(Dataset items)
----------

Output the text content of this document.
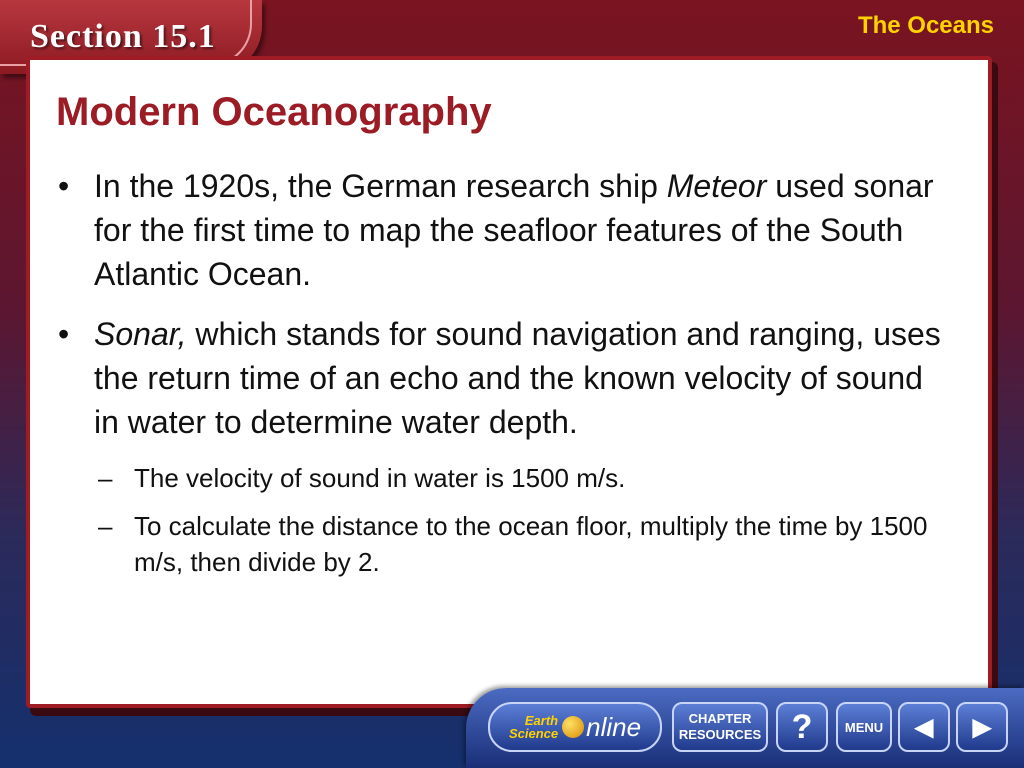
Section 15.1	The Oceans
Modern Oceanography
• In the 1920s, the German research ship Meteor used sonar for the first time to map the seafloor features of the South Atlantic Ocean.
• Sonar, which stands for sound navigation and ranging, uses the return time of an echo and the known velocity of sound in water to determine water depth.
– The velocity of sound in water is 1500 m/s.
– To calculate the distance to the ocean floor, multiply the time by 1500 m/s, then divide by 2.
Earth
Science nline	CHAPTER
RESOURCES ? MENU ◀ ▶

----------

• _Your instructions_:
Reproduce each line of the records exactly, and omit every picture.

• _Written reply_:
Output the text content of this document.
Section 15.1	The Oceans
Modern Oceanography
• In the 1920s, the German research ship Meteor used sonar for the first time to map the seafloor features of the South Atlantic Ocean.
• Sonar, which stands for sound navigation and ranging, uses the return time of an echo and the known velocity of sound in water to determine water depth.
– The velocity of sound in water is 1500 m/s.
– To calculate the distance to the ocean floor, multiply the time by 1500 m/s, then divide by 2.
Earth
Science nline	CHAPTER
RESOURCES ? MENU ◀ ▶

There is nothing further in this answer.